• _Requirements_
Each record below is to be reproduced without any change.

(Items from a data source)

— BEGIN —

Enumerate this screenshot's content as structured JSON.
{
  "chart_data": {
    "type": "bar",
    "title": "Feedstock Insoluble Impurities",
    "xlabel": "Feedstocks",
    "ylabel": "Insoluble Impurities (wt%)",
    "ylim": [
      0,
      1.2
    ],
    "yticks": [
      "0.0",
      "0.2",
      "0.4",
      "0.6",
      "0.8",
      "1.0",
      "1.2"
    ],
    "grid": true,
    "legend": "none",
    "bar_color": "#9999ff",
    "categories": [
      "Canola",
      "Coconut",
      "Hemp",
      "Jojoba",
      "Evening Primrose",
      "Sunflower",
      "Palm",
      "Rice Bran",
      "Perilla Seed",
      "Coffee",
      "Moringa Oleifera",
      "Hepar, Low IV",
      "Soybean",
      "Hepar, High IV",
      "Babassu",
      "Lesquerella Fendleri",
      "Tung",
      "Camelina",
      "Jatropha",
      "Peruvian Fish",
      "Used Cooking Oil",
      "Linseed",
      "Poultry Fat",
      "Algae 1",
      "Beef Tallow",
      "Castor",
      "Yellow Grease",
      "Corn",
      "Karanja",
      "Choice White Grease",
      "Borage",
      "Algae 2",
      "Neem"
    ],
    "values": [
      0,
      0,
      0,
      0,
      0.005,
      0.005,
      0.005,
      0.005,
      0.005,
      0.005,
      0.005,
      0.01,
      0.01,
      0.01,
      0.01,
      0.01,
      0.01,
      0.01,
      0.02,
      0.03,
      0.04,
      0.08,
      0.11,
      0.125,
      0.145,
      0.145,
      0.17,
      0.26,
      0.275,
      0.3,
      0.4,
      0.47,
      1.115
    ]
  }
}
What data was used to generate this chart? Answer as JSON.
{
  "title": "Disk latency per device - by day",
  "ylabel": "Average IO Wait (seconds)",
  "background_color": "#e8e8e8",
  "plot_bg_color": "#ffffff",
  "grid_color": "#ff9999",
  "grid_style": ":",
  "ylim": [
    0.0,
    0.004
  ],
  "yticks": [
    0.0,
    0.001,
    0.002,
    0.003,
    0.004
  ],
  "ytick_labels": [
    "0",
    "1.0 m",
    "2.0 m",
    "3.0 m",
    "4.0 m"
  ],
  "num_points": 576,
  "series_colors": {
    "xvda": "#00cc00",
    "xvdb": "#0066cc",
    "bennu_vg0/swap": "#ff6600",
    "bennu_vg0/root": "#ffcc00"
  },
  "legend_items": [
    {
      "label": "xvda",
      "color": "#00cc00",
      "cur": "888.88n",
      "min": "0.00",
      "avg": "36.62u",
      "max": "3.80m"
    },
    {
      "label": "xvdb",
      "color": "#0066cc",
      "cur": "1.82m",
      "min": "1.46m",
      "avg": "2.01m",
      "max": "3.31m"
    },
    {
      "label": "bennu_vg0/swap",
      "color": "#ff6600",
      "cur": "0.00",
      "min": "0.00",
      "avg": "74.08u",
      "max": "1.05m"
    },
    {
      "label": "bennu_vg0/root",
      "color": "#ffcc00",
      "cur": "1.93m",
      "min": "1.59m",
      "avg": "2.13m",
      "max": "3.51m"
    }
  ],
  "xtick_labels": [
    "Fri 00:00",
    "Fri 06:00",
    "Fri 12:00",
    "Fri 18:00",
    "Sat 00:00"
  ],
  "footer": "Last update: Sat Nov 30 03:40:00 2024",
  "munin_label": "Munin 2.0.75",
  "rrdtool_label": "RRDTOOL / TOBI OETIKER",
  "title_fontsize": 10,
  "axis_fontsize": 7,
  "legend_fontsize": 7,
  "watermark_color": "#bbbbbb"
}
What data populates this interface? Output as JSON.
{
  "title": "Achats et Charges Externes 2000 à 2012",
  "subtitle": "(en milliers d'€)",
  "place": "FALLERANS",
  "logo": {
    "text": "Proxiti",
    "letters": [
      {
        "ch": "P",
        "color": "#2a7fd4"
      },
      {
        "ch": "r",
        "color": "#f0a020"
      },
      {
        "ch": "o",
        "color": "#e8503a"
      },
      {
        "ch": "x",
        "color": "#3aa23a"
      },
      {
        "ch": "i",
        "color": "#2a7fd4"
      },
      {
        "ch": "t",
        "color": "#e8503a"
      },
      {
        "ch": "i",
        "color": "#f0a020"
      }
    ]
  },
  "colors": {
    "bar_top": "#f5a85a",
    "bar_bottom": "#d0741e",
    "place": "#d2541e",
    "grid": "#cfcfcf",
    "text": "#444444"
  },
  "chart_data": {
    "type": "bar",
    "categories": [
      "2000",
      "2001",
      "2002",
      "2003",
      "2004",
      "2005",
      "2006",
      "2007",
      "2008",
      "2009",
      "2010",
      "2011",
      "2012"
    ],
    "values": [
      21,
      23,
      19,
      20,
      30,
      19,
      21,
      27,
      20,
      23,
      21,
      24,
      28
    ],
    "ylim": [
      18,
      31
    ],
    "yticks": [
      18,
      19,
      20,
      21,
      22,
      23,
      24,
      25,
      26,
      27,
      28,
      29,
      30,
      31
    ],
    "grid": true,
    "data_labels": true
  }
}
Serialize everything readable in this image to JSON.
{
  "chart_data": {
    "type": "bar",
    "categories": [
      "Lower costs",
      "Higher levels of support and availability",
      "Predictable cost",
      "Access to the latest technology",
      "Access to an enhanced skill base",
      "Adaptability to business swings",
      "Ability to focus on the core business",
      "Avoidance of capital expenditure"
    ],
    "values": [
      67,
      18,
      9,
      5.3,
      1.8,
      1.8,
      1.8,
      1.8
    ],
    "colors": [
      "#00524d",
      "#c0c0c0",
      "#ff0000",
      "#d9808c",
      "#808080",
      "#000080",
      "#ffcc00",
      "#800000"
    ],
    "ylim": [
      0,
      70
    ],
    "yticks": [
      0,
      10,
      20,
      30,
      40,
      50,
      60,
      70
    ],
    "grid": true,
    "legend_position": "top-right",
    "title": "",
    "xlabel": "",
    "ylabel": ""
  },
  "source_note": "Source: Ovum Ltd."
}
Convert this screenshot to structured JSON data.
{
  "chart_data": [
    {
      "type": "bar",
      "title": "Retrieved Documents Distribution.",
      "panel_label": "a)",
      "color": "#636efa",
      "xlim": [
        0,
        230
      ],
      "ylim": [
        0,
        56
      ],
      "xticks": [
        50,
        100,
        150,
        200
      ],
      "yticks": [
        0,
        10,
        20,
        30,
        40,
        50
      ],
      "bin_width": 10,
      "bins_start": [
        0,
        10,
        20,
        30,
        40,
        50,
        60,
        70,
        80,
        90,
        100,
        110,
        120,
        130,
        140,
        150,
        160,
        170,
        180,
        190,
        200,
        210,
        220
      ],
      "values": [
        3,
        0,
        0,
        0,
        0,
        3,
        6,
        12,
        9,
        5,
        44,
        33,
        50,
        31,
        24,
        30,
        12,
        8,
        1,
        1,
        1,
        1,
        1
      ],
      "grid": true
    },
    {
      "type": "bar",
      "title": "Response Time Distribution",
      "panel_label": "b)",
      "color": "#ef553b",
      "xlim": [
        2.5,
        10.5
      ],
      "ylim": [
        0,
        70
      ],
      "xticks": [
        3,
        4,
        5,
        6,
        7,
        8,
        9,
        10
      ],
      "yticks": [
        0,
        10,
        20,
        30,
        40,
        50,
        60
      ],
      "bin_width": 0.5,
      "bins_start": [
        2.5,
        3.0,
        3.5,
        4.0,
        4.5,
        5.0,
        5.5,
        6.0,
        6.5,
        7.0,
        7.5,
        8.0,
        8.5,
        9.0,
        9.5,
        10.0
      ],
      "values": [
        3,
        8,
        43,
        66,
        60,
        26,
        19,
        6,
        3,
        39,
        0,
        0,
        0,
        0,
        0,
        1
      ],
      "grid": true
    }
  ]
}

— END —

• _Solution_
Enumerate this screenshot's content as structured JSON.
{
  "chart_data": {
    "type": "bar",
    "title": "Feedstock Insoluble Impurities",
    "xlabel": "Feedstocks",
    "ylabel": "Insoluble Impurities (wt%)",
    "ylim": [
      0,
      1.2
    ],
    "yticks": [
      "0.0",
      "0.2",
      "0.4",
      "0.6",
      "0.8",
      "1.0",
      "1.2"
    ],
    "grid": true,
    "legend": "none",
    "bar_color": "#9999ff",
    "categories": [
      "Canola",
      "Coconut",
      "Hemp",
      "Jojoba",
      "Evening Primrose",
      "Sunflower",
      "Palm",
      "Rice Bran",
      "Perilla Seed",
      "Coffee",
      "Moringa Oleifera",
      "Hepar, Low IV",
      "Soybean",
      "Hepar, High IV",
      "Babassu",
      "Lesquerella Fendleri",
      "Tung",
      "Camelina",
      "Jatropha",
      "Peruvian Fish",
      "Used Cooking Oil",
      "Linseed",
      "Poultry Fat",
      "Algae 1",
      "Beef Tallow",
      "Castor",
      "Yellow Grease",
      "Corn",
      "Karanja",
      "Choice White Grease",
      "Borage",
      "Algae 2",
      "Neem"
    ],
    "values": [
      0,
      0,
      0,
      0,
      0.005,
      0.005,
      0.005,
      0.005,
      0.005,
      0.005,
      0.005,
      0.01,
      0.01,
      0.01,
      0.01,
      0.01,
      0.01,
      0.01,
      0.02,
      0.03,
      0.04,
      0.08,
      0.11,
      0.125,
      0.145,
      0.145,
      0.17,
      0.26,
      0.275,
      0.3,
      0.4,
      0.47,
      1.115
    ]
  }
}
What data was used to generate this chart? Answer as JSON.
{
  "title": "Disk latency per device - by day",
  "ylabel": "Average IO Wait (seconds)",
  "background_color": "#e8e8e8",
  "plot_bg_color": "#ffffff",
  "grid_color": "#ff9999",
  "grid_style": ":",
  "ylim": [
    0.0,
    0.004
  ],
  "yticks": [
    0.0,
    0.001,
    0.002,
    0.003,
    0.004
  ],
  "ytick_labels": [
    "0",
    "1.0 m",
    "2.0 m",
    "3.0 m",
    "4.0 m"
  ],
  "num_points": 576,
  "series_colors": {
    "xvda": "#00cc00",
    "xvdb": "#0066cc",
    "bennu_vg0/swap": "#ff6600",
    "bennu_vg0/root": "#ffcc00"
  },
  "legend_items": [
    {
      "label": "xvda",
      "color": "#00cc00",
      "cur": "888.88n",
      "min": "0.00",
      "avg": "36.62u",
      "max": "3.80m"
    },
    {
      "label": "xvdb",
      "color": "#0066cc",
      "cur": "1.82m",
      "min": "1.46m",
      "avg": "2.01m",
      "max": "3.31m"
    },
    {
      "label": "bennu_vg0/swap",
      "color": "#ff6600",
      "cur": "0.00",
      "min": "0.00",
      "avg": "74.08u",
      "max": "1.05m"
    },
    {
      "label": "bennu_vg0/root",
      "color": "#ffcc00",
      "cur": "1.93m",
      "min": "1.59m",
      "avg": "2.13m",
      "max": "3.51m"
    }
  ],
  "xtick_labels": [
    "Fri 00:00",
    "Fri 06:00",
    "Fri 12:00",
    "Fri 18:00",
    "Sat 00:00"
  ],
  "footer": "Last update: Sat Nov 30 03:40:00 2024",
  "munin_label": "Munin 2.0.75",
  "rrdtool_label": "RRDTOOL / TOBI OETIKER",
  "title_fontsize": 10,
  "axis_fontsize": 7,
  "legend_fontsize": 7,
  "watermark_color": "#bbbbbb"
}
What data populates this interface? Output as JSON.
{
  "title": "Achats et Charges Externes 2000 à 2012",
  "subtitle": "(en milliers d'€)",
  "place": "FALLERANS",
  "logo": {
    "text": "Proxiti",
    "letters": [
      {
        "ch": "P",
        "color": "#2a7fd4"
      },
      {
        "ch": "r",
        "color": "#f0a020"
      },
      {
        "ch": "o",
        "color": "#e8503a"
      },
      {
        "ch": "x",
        "color": "#3aa23a"
      },
      {
        "ch": "i",
        "color": "#2a7fd4"
      },
      {
        "ch": "t",
        "color": "#e8503a"
      },
      {
        "ch": "i",
        "color": "#f0a020"
      }
    ]
  },
  "colors": {
    "bar_top": "#f5a85a",
    "bar_bottom": "#d0741e",
    "place": "#d2541e",
    "grid": "#cfcfcf",
    "text": "#444444"
  },
  "chart_data": {
    "type": "bar",
    "categories": [
      "2000",
      "2001",
      "2002",
      "2003",
      "2004",
      "2005",
      "2006",
      "2007",
      "2008",
      "2009",
      "2010",
      "2011",
      "2012"
    ],
    "values": [
      21,
      23,
      19,
      20,
      30,
      19,
      21,
      27,
      20,
      23,
      21,
      24,
      28
    ],
    "ylim": [
      18,
      31
    ],
    "yticks": [
      18,
      19,
      20,
      21,
      22,
      23,
      24,
      25,
      26,
      27,
      28,
      29,
      30,
      31
    ],
    "grid": true,
    "data_labels": true
  }
}
Serialize everything readable in this image to JSON.
{
  "chart_data": {
    "type": "bar",
    "categories": [
      "Lower costs",
      "Higher levels of support and availability",
      "Predictable cost",
      "Access to the latest technology",
      "Access to an enhanced skill base",
      "Adaptability to business swings",
      "Ability to focus on the core business",
      "Avoidance of capital expenditure"
    ],
    "values": [
      67,
      18,
      9,
      5.3,
      1.8,
      1.8,
      1.8,
      1.8
    ],
    "colors": [
      "#00524d",
      "#c0c0c0",
      "#ff0000",
      "#d9808c",
      "#808080",
      "#000080",
      "#ffcc00",
      "#800000"
    ],
    "ylim": [
      0,
      70
    ],
    "yticks": [
      0,
      10,
      20,
      30,
      40,
      50,
      60,
      70
    ],
    "grid": true,
    "legend_position": "top-right",
    "title": "",
    "xlabel": "",
    "ylabel": ""
  },
  "source_note": "Source: Ovum Ltd."
}
Convert this screenshot to structured JSON data.
{
  "chart_data": [
    {
      "type": "bar",
      "title": "Retrieved Documents Distribution.",
      "panel_label": "a)",
      "color": "#636efa",
      "xlim": [
        0,
        230
      ],
      "ylim": [
        0,
        56
      ],
      "xticks": [
        50,
        100,
        150,
        200
      ],
      "yticks": [
        0,
        10,
        20,
        30,
        40,
        50
      ],
      "bin_width": 10,
      "bins_start": [
        0,
        10,
        20,
        30,
        40,
        50,
        60,
        70,
        80,
        90,
        100,
        110,
        120,
        130,
        140,
        150,
        160,
        170,
        180,
        190,
        200,
        210,
        220
      ],
      "values": [
        3,
        0,
        0,
        0,
        0,
        3,
        6,
        12,
        9,
        5,
        44,
        33,
        50,
        31,
        24,
        30,
        12,
        8,
        1,
        1,
        1,
        1,
        1
      ],
      "grid": true
    },
    {
      "type": "bar",
      "title": "Response Time Distribution",
      "panel_label": "b)",
      "color": "#ef553b",
      "xlim": [
        2.5,
        10.5
      ],
      "ylim": [
        0,
        70
      ],
      "xticks": [
        3,
        4,
        5,
        6,
        7,
        8,
        9,
        10
      ],
      "yticks": [
        0,
        10,
        20,
        30,
        40,
        50,
        60
      ],
      "bin_width": 0.5,
      "bins_start": [
        2.5,
        3.0,
        3.5,
        4.0,
        4.5,
        5.0,
        5.5,
        6.0,
        6.5,
        7.0,
        7.5,
        8.0,
        8.5,
        9.0,
        9.5,
        10.0
      ],
      "values": [
        3,
        8,
        43,
        66,
        60,
        26,
        19,
        6,
        3,
        39,
        0,
        0,
        0,
        0,
        0,
        1
      ],
      "grid": true
    }
  ]
}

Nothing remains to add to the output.